[Stored entries]
_____
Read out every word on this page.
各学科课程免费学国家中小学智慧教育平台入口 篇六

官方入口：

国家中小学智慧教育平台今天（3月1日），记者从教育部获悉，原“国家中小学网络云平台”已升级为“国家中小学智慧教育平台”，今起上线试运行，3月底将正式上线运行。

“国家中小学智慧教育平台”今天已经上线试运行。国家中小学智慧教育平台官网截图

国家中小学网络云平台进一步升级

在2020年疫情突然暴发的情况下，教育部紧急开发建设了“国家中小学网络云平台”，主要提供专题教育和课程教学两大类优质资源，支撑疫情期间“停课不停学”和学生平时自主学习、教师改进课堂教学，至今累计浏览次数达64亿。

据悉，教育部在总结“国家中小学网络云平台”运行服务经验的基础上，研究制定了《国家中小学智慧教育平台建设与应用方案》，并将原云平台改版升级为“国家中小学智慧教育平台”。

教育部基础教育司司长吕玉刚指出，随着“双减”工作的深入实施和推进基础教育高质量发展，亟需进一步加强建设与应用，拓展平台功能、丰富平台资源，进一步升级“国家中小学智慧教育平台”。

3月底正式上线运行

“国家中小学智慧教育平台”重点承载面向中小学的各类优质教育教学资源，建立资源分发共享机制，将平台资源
_____
> [AIM]:
Reproduce each record exactly, leaving nothing out.

> [EXPECTED OUTPUT]:
Read out every word on this page.
各学科课程免费学国家中小学智慧教育平台入口 篇六

官方入口：

国家中小学智慧教育平台今天（3月1日），记者从教育部获悉，原“国家中小学网络云平台”已升级为“国家中小学智慧教育平台”，今起上线试运行，3月底将正式上线运行。

“国家中小学智慧教育平台”今天已经上线试运行。国家中小学智慧教育平台官网截图

国家中小学网络云平台进一步升级

在2020年疫情突然暴发的情况下，教育部紧急开发建设了“国家中小学网络云平台”，主要提供专题教育和课程教学两大类优质资源，支撑疫情期间“停课不停学”和学生平时自主学习、教师改进课堂教学，至今累计浏览次数达64亿。

据悉，教育部在总结“国家中小学网络云平台”运行服务经验的基础上，研究制定了《国家中小学智慧教育平台建设与应用方案》，并将原云平台改版升级为“国家中小学智慧教育平台”。

教育部基础教育司司长吕玉刚指出，随着“双减”工作的深入实施和推进基础教育高质量发展，亟需进一步加强建设与应用，拓展平台功能、丰富平台资源，进一步升级“国家中小学智慧教育平台”。

3月底正式上线运行

“国家中小学智慧教育平台”重点承载面向中小学的各类优质教育教学资源，建立资源分发共享机制，将平台资源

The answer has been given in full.